# START OF INPUT
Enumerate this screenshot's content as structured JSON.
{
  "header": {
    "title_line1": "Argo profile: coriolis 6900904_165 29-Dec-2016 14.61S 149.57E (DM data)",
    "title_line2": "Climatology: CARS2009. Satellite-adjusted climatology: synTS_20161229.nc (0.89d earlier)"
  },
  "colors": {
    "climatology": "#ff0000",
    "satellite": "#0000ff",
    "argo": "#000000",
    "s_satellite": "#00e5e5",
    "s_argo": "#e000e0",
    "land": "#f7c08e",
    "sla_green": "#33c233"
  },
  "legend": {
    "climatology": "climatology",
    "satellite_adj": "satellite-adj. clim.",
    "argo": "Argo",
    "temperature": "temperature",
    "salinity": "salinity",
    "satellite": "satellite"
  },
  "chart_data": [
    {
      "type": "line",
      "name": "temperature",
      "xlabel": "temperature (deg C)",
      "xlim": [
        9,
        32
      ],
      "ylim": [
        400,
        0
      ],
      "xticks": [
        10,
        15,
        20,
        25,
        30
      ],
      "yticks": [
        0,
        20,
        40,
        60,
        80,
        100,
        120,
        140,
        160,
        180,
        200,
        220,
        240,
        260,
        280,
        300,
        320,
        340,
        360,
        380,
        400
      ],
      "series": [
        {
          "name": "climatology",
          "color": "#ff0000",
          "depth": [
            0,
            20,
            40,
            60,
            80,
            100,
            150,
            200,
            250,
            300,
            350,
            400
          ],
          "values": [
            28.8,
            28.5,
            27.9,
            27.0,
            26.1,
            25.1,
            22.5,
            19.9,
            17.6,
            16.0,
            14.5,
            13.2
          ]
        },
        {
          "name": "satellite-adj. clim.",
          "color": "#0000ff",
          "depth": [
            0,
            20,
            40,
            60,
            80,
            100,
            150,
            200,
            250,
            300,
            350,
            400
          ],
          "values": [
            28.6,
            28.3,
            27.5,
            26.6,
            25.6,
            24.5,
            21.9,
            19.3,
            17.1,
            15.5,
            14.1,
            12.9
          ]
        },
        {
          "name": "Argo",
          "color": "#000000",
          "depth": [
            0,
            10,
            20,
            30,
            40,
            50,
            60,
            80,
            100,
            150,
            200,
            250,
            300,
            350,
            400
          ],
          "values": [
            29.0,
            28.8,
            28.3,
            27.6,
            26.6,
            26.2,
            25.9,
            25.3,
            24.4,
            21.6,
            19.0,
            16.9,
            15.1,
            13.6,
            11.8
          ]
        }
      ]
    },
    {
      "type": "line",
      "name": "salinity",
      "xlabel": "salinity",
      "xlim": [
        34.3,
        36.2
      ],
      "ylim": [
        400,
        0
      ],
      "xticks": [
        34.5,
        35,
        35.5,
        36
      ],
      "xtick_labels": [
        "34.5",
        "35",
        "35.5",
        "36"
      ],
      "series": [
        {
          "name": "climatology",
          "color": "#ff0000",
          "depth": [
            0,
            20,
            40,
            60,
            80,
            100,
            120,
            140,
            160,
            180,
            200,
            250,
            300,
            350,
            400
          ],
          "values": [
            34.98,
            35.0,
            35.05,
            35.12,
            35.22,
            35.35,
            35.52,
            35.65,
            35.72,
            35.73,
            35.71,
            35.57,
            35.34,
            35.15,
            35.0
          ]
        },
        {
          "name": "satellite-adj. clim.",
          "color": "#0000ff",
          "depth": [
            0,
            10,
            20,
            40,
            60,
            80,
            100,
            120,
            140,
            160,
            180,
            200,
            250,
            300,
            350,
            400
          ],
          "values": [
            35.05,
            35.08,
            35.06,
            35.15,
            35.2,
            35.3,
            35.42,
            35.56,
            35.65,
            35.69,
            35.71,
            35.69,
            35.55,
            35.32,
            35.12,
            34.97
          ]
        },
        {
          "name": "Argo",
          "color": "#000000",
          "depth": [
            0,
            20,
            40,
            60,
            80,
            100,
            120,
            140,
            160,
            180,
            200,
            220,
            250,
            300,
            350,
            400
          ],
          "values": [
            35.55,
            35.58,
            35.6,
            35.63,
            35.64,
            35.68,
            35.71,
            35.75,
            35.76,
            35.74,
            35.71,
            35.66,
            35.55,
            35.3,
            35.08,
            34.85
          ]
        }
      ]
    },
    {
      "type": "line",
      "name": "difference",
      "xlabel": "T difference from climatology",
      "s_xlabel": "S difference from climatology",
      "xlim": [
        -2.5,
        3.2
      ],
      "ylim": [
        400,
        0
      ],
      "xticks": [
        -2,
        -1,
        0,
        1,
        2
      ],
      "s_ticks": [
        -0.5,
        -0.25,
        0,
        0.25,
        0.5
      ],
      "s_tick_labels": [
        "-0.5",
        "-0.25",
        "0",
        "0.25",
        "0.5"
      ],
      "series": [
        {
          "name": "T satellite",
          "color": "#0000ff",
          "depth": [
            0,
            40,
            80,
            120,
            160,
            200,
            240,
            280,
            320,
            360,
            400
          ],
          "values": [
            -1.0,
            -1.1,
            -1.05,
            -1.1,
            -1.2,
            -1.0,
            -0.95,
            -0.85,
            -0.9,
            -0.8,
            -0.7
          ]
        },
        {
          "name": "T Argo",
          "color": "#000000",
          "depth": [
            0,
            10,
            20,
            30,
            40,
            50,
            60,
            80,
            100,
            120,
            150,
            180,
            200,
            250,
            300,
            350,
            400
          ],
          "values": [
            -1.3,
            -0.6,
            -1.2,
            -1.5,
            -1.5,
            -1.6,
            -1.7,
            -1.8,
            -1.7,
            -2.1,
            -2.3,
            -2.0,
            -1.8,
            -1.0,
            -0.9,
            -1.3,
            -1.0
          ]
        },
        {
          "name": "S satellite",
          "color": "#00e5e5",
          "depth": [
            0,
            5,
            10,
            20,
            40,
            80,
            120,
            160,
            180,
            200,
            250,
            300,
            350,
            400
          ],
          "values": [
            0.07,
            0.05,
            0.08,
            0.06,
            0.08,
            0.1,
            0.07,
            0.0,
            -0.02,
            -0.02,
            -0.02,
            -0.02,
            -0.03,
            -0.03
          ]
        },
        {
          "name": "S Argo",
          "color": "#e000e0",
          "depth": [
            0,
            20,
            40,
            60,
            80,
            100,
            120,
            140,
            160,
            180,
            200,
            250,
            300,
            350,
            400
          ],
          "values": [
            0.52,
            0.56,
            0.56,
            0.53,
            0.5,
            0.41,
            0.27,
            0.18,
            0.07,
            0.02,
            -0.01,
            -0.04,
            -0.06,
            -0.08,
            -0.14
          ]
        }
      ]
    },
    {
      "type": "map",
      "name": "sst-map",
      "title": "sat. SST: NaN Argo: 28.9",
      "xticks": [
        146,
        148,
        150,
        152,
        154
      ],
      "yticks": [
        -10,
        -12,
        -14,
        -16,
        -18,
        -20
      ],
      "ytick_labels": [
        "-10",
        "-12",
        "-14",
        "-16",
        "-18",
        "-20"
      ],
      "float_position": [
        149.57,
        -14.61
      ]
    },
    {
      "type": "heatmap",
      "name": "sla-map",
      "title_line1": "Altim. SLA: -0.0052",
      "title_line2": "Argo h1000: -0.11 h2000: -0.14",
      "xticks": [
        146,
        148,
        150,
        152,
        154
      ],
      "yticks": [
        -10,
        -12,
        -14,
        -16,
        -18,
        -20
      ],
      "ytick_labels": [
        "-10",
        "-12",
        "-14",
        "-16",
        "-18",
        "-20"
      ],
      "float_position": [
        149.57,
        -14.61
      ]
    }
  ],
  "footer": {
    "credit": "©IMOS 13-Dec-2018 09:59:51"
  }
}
# END OF INPUT
Where a line in the entries holds "from", copy that line.

> _WRITTEN RESPONSE_:
      "xlabel": "T difference from climatology",
      "s_xlabel": "S difference from climatology",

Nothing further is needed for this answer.